Lesetext >>
......

Rentenpaket II
Stellungnahme zum Entwurf eines Rentenniveaustabilisierungs- und Generationenkapitalgesetzes
Der Referentenentwurf für das Rentenpaket II sieht im Wesentlichen vor, das Rentenniveau (Sicherungsniveau vor Steuern) in der Gesetzlichen Rentenversicherung (GRV) bei 48 Prozent längerfristig bis zum 30.6.2040 zu sichern und mit dem „Projekt Generationenkapital“ in die teilweise Kapitaldeckung in der GRV einzusteigen.
Zuerst die gute Nachricht:
Die am 19.3.2024 bekanntgegebene Rentenanpassung zeigt wieder einmal die Stärke und Zuverlässigkeit der gesetzlichen Rente. Die Renten der mehr als 21 Millionen Rentner*innen werden zum 1. Juli um 4,57 Prozent steigen. Die Ren-tenanpassung ist damit höher als die Inflation, die im Februar bei 2,5 Prozent lag.
Seit 2014 haben sich die Renten im Westen jahresdurchschnittlich um 2,9 Prozent, die Renten im Osten um 3,9 Prozent erhöht. Die Verbraucherpreise stiegen im selben Zeitraum um durchschnittlich 2,4 Prozent jährlich. Auch wenn die Inflation der letzten Jahre außerordentlich hoch war, zeigt sich doch, dass die Rentner*innen an der guten Lohnentwicklung der Erwerbstätigen, die ver.di maßgeblich miterkämpft hat, teilhaben. Von der Rentenanpassung profitieren übrigens auch die heute Jungen, denn sie steigen später, wenn sie in Rente gehen, „höher“ ein als ohne gute Anpassung.

......

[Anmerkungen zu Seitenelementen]
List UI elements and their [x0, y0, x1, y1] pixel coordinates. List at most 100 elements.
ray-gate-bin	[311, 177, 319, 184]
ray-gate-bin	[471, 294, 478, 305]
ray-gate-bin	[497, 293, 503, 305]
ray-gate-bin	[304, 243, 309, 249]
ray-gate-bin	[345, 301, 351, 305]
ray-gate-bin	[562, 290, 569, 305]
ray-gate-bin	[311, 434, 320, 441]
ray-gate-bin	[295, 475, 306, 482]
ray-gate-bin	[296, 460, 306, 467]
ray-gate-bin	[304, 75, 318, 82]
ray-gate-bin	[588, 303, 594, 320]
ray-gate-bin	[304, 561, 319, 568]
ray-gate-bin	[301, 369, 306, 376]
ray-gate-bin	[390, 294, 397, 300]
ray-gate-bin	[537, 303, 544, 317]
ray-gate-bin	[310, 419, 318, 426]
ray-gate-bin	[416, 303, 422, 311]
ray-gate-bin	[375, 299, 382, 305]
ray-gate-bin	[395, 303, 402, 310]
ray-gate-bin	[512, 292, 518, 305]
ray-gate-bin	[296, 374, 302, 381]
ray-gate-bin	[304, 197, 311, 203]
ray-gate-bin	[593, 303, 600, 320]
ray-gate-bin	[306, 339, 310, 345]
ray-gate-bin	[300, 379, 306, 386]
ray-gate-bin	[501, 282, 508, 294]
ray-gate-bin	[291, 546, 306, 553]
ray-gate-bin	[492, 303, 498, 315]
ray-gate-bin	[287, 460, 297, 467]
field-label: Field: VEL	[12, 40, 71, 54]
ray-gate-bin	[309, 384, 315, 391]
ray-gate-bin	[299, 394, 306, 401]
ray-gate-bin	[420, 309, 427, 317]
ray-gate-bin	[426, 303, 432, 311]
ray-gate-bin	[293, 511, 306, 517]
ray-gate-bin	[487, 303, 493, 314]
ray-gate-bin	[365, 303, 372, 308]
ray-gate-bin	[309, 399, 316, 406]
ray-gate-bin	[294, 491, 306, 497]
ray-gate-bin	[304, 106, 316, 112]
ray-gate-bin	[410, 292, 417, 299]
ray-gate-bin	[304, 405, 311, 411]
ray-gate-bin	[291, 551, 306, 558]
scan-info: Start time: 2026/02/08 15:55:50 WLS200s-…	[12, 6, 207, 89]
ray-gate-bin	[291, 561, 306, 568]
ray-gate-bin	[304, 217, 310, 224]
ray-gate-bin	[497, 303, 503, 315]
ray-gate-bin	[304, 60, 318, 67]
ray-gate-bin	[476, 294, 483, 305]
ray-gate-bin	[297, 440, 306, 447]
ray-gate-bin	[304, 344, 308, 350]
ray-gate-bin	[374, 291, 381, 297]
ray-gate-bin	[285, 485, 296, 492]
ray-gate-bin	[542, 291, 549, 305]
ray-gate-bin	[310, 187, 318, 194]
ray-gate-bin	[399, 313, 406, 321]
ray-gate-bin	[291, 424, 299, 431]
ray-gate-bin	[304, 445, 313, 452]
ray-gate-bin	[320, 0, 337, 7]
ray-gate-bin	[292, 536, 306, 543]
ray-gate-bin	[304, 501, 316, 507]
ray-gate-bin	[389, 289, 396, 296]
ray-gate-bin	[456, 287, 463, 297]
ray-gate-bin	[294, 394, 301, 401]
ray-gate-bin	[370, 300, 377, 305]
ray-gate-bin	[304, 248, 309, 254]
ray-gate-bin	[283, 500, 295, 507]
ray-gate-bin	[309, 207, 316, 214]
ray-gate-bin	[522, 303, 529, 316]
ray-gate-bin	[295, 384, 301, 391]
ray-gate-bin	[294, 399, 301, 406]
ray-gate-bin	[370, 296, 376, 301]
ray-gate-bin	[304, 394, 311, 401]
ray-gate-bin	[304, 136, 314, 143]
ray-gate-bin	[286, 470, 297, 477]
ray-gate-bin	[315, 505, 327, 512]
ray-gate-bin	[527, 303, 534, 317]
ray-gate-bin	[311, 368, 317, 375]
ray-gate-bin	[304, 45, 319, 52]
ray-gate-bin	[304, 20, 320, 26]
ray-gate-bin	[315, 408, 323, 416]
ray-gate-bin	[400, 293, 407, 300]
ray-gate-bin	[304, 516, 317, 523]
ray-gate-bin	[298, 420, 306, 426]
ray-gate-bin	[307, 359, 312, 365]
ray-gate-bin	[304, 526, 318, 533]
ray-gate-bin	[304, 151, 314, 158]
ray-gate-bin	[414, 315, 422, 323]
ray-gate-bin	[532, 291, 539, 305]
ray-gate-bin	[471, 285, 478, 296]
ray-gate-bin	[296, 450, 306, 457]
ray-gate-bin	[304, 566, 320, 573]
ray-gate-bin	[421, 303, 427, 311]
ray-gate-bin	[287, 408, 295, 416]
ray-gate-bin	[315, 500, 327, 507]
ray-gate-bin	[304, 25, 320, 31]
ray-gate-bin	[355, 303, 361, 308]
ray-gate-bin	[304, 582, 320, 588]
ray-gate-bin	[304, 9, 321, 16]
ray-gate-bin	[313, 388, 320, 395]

......

Deine Aufgabe >>
Um wie viel Prozent steigen die Renten laut dem Lesetext zum 1. Juli?

Erwartete Antwort >>
Um 4,57 Prozent.